WHAT THE TASK REQUIRES. In the entries below, find every line holding the string "вследствие" and collect it.

Saved entries.
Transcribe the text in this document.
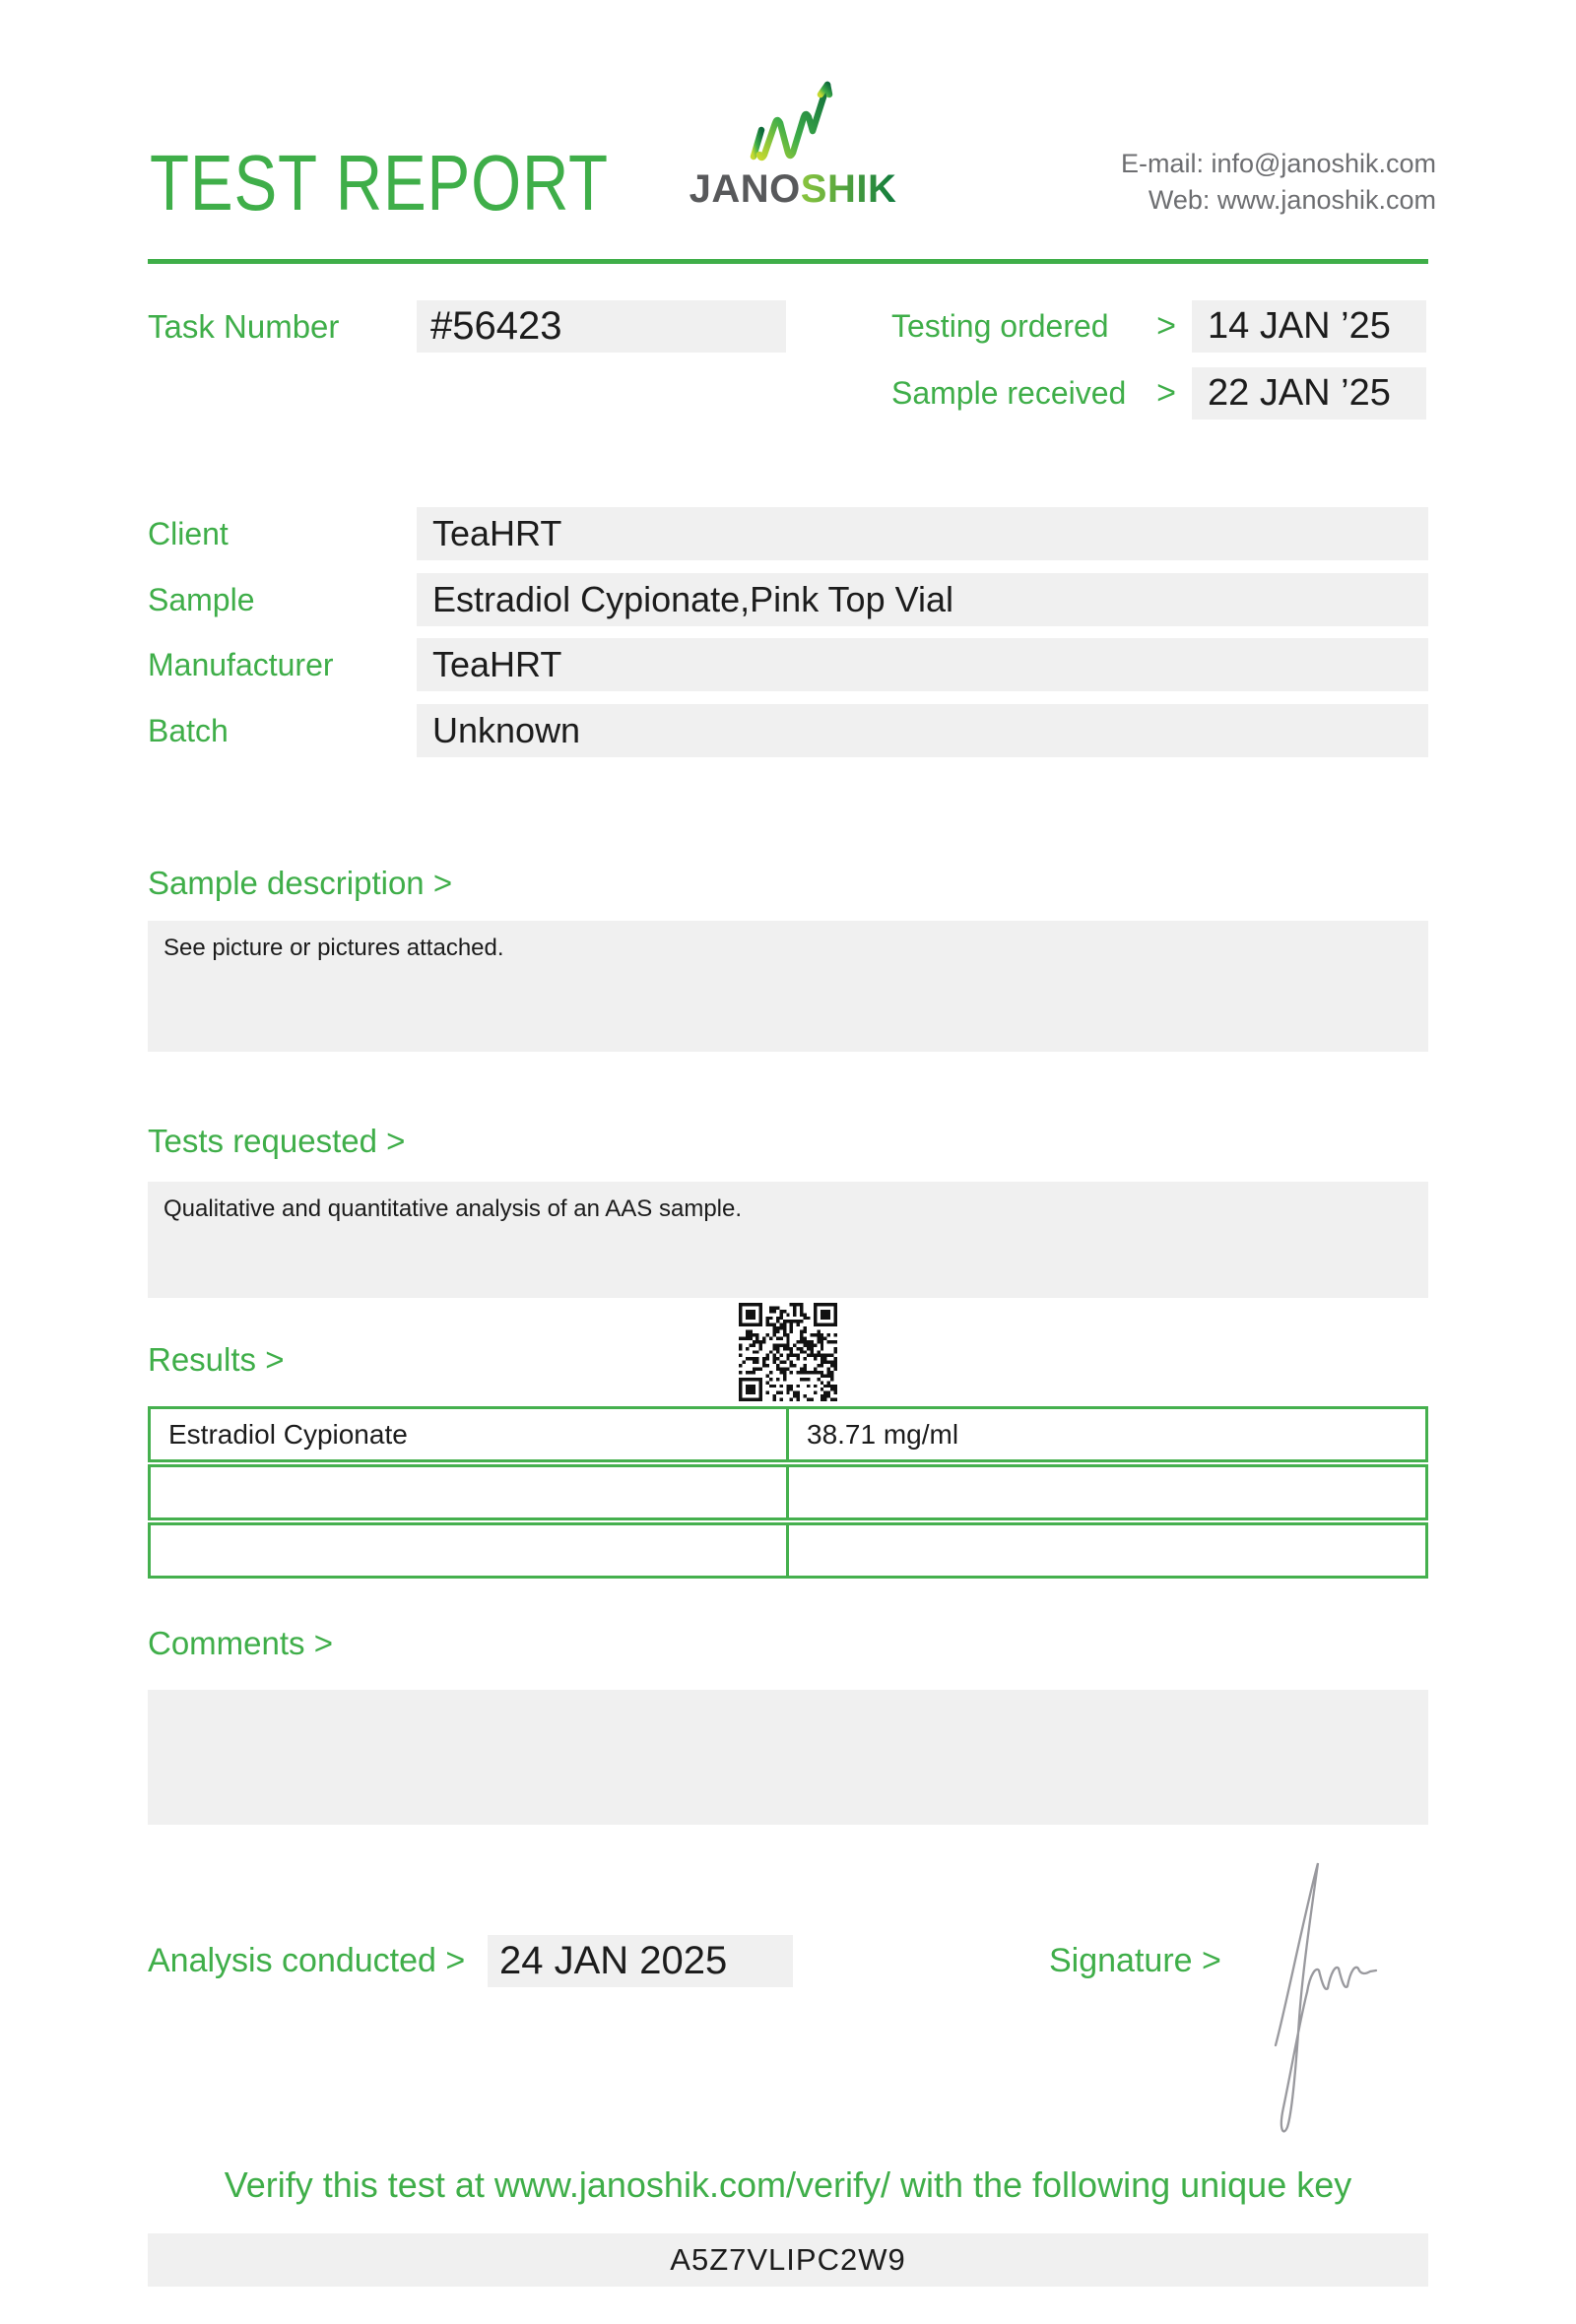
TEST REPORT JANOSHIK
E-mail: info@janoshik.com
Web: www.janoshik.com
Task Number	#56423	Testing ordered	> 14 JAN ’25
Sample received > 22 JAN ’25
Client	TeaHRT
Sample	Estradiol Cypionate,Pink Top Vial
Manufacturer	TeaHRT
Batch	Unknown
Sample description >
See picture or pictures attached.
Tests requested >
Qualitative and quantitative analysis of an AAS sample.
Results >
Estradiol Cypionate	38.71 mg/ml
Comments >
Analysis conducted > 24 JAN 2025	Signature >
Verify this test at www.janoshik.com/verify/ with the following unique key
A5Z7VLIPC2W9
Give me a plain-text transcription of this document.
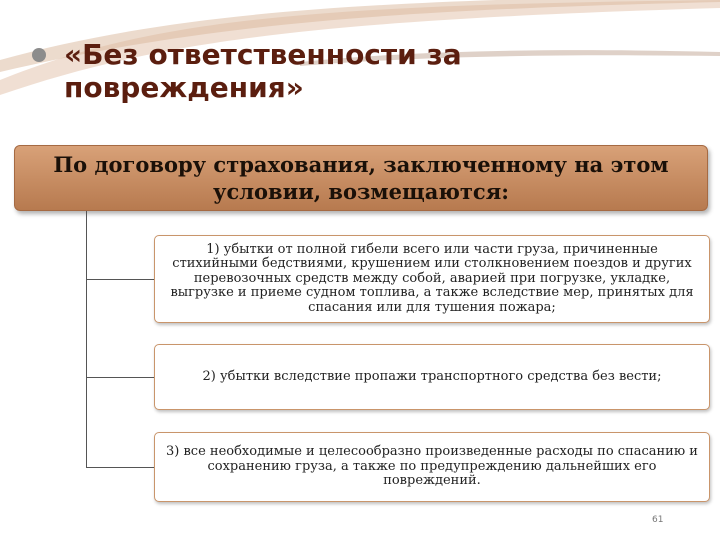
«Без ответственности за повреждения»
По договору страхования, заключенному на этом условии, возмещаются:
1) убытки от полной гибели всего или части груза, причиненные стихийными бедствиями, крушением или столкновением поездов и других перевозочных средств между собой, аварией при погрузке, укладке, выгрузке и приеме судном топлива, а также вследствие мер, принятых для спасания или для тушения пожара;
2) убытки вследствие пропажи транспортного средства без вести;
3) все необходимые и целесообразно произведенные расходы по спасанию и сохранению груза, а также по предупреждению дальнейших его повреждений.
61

RESPONSE TO THE EXERCISE.
1) убытки от полной гибели всего или части груза, причиненные стихийными бедствиями, крушением или столкновением поездов и других перевозочных средств между собой, аварией при погрузке, укладке, выгрузке и приеме судном топлива, а также вследствие мер, принятых для спасания или для тушения пожара;
2) убытки вследствие пропажи транспортного средства без вести;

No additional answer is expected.